*Problem statement*
Within the records below, find each line that holds the string "this", then copy it.

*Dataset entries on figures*
■ ■ ■ ■ ■
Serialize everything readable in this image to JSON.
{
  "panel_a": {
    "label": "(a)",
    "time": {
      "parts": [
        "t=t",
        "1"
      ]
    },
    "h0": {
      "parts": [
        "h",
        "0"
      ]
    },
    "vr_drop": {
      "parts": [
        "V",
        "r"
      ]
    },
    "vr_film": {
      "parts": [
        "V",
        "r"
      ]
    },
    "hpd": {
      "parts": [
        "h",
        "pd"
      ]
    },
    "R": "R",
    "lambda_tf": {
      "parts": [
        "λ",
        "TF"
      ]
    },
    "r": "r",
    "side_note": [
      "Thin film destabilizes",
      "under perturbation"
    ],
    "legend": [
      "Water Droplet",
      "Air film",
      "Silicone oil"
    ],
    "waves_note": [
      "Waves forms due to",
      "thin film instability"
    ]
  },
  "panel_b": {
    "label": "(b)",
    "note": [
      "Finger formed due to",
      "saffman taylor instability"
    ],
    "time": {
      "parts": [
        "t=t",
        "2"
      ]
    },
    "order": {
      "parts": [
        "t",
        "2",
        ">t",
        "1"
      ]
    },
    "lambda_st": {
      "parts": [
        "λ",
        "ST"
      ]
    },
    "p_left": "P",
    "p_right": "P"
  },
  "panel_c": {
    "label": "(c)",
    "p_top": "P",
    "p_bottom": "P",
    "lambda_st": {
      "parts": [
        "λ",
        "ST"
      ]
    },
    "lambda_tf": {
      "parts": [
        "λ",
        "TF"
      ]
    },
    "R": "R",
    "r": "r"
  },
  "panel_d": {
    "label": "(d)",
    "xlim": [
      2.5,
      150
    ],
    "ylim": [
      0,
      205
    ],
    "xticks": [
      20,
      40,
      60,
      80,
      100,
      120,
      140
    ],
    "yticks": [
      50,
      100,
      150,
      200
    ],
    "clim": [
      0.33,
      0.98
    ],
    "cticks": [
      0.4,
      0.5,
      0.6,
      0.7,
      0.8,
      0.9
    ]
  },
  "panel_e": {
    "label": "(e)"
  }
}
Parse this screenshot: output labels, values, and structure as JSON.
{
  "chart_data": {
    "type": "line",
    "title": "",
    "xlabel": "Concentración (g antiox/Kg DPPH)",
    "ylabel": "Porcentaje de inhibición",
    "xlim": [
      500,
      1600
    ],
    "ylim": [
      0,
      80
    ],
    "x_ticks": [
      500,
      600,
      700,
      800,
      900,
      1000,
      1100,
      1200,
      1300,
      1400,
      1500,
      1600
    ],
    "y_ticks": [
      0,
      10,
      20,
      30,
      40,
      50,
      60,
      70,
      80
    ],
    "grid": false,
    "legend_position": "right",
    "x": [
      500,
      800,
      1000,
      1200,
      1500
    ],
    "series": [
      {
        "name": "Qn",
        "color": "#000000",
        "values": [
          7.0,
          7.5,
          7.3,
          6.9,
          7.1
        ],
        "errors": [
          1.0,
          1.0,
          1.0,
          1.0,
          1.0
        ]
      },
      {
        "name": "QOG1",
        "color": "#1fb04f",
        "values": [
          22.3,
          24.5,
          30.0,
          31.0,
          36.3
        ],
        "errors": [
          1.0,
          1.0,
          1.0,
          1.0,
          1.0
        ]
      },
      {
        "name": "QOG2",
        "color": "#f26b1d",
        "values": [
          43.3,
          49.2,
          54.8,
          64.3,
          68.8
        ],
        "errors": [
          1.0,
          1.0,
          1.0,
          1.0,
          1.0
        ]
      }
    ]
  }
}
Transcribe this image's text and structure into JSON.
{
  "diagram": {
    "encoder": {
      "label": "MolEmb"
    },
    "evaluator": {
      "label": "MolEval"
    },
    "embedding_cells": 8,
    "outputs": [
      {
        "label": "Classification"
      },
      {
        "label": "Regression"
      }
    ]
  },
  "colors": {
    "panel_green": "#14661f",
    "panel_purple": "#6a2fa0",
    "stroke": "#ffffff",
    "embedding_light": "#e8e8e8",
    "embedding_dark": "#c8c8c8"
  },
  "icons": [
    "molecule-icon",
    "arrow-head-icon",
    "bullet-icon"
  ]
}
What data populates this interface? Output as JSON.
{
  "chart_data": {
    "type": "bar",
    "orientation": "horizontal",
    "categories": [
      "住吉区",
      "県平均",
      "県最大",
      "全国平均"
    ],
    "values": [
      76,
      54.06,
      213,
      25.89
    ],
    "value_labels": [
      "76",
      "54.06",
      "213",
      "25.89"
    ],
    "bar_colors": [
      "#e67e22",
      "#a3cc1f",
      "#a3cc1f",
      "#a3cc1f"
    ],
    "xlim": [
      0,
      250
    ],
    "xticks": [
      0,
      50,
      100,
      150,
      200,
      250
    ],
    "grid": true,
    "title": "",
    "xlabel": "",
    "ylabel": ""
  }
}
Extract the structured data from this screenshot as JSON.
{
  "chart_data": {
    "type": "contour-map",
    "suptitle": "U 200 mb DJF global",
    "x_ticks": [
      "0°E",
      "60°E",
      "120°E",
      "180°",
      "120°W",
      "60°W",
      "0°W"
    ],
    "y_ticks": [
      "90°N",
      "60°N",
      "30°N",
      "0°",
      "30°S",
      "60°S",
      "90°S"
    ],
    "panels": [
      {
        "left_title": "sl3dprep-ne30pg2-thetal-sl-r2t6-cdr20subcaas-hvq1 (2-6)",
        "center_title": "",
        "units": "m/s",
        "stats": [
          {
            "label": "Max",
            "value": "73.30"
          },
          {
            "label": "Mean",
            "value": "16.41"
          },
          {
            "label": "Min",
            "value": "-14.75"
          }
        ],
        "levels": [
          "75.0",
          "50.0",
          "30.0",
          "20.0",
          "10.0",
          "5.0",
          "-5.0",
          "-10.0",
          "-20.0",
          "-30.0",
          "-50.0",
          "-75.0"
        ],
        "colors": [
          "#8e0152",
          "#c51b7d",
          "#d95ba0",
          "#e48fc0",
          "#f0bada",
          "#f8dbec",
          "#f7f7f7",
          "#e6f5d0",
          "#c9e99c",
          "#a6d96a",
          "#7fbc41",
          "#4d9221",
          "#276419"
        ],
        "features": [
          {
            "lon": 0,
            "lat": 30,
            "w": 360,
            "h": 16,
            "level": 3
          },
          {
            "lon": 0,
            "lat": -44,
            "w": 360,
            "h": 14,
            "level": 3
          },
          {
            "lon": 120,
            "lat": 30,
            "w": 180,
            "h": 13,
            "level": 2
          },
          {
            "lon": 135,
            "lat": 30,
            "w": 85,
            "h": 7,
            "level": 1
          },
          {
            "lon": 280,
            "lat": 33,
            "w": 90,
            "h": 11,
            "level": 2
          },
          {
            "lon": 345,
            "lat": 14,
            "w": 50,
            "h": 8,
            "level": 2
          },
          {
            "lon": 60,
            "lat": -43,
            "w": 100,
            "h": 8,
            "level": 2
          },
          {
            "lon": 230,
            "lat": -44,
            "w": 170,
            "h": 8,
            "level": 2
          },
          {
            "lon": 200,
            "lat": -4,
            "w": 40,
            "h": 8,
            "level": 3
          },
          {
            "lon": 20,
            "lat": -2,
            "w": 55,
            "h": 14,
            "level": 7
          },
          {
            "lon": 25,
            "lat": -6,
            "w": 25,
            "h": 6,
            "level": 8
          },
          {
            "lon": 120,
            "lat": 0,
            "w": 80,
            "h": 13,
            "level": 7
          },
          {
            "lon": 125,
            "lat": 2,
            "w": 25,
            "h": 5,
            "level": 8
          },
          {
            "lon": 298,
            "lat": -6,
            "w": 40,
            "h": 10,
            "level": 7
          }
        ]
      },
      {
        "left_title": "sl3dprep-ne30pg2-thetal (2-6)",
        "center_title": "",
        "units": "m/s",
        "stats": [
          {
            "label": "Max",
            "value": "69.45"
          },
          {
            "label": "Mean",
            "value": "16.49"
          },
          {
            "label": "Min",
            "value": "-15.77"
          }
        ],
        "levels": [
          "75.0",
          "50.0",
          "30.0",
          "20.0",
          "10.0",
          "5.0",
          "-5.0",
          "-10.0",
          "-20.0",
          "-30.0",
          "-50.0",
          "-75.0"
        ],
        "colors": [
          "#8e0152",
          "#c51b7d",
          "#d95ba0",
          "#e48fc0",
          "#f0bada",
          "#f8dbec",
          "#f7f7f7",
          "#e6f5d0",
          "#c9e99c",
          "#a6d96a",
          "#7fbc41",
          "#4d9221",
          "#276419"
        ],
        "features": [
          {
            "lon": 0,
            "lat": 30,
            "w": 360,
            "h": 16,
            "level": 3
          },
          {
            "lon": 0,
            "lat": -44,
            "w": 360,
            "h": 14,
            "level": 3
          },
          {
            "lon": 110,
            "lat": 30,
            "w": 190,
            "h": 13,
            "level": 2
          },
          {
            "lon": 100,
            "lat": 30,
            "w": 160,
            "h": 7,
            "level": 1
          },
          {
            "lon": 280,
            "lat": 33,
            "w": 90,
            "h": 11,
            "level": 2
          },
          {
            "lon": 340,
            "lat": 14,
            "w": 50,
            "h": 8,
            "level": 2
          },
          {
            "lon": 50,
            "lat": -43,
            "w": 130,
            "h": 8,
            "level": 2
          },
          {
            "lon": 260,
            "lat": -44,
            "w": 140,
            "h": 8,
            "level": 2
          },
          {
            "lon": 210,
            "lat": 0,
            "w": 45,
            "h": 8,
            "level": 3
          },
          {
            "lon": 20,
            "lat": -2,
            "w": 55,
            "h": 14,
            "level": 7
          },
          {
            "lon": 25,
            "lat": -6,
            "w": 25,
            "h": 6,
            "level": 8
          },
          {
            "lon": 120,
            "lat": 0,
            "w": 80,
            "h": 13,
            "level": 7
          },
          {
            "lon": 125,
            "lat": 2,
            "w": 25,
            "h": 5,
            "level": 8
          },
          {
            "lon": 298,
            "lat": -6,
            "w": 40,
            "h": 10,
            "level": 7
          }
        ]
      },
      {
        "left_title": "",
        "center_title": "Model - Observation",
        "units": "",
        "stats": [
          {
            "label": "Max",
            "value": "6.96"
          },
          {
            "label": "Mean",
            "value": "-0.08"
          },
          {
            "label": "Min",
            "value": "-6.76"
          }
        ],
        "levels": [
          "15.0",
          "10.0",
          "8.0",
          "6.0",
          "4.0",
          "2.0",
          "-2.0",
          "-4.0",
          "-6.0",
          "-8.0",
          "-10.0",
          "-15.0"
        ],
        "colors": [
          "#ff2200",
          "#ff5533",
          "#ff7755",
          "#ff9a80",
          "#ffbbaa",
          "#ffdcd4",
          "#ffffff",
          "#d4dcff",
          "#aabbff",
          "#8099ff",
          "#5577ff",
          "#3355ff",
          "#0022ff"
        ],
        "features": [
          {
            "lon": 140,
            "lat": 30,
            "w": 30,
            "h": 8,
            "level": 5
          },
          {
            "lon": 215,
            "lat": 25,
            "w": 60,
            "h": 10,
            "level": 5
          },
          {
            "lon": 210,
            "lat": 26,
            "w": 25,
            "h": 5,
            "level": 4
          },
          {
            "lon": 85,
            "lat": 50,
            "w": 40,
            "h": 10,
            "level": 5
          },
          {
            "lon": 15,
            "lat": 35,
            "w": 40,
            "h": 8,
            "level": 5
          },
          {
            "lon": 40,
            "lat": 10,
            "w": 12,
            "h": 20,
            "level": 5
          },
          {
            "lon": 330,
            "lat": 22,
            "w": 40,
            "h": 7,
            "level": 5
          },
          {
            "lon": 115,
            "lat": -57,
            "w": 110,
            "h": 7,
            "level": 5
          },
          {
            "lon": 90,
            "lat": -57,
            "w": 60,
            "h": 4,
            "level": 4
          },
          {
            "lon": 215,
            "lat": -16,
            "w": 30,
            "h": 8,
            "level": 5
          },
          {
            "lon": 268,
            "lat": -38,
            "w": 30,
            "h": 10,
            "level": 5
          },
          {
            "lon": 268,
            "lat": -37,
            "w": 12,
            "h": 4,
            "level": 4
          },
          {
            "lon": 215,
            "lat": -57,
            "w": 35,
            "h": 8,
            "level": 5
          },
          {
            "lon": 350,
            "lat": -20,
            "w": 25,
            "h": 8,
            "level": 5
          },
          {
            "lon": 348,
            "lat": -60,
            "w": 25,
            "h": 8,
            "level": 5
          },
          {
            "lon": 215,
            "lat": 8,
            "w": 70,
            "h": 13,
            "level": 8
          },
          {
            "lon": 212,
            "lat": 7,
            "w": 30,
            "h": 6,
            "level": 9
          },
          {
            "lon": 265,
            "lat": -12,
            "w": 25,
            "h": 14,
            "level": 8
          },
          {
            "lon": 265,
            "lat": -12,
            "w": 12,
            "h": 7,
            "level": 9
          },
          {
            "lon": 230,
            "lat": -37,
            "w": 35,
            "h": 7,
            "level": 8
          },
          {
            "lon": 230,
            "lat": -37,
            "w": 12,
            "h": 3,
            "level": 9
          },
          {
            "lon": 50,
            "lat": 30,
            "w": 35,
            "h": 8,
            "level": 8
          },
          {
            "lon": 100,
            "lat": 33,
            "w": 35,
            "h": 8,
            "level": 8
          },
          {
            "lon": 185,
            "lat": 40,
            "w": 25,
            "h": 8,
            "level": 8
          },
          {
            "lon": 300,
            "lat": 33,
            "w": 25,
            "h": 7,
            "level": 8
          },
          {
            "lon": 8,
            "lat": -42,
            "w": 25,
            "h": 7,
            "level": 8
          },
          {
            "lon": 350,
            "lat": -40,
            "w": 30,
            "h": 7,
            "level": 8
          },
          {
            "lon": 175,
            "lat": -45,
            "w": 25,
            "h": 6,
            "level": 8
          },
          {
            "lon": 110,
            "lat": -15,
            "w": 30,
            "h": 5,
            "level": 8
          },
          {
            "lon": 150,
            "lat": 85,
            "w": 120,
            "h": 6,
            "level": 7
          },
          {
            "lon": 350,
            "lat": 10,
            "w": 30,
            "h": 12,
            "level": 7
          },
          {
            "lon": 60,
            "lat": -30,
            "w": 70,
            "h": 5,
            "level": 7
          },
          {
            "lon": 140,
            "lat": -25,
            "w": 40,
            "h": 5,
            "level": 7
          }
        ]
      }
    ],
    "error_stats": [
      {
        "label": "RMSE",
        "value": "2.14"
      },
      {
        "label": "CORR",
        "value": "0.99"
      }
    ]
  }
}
■ ■ ■ ■ ■
*Output of the exercise*
Serialize everything readable in this image to JSON.
Parse this screenshot: output labels, values, and structure as JSON.
Transcribe this image's text and structure into JSON.
What data populates this interface? Output as JSON.
Extract the structured data from this screenshot as JSON.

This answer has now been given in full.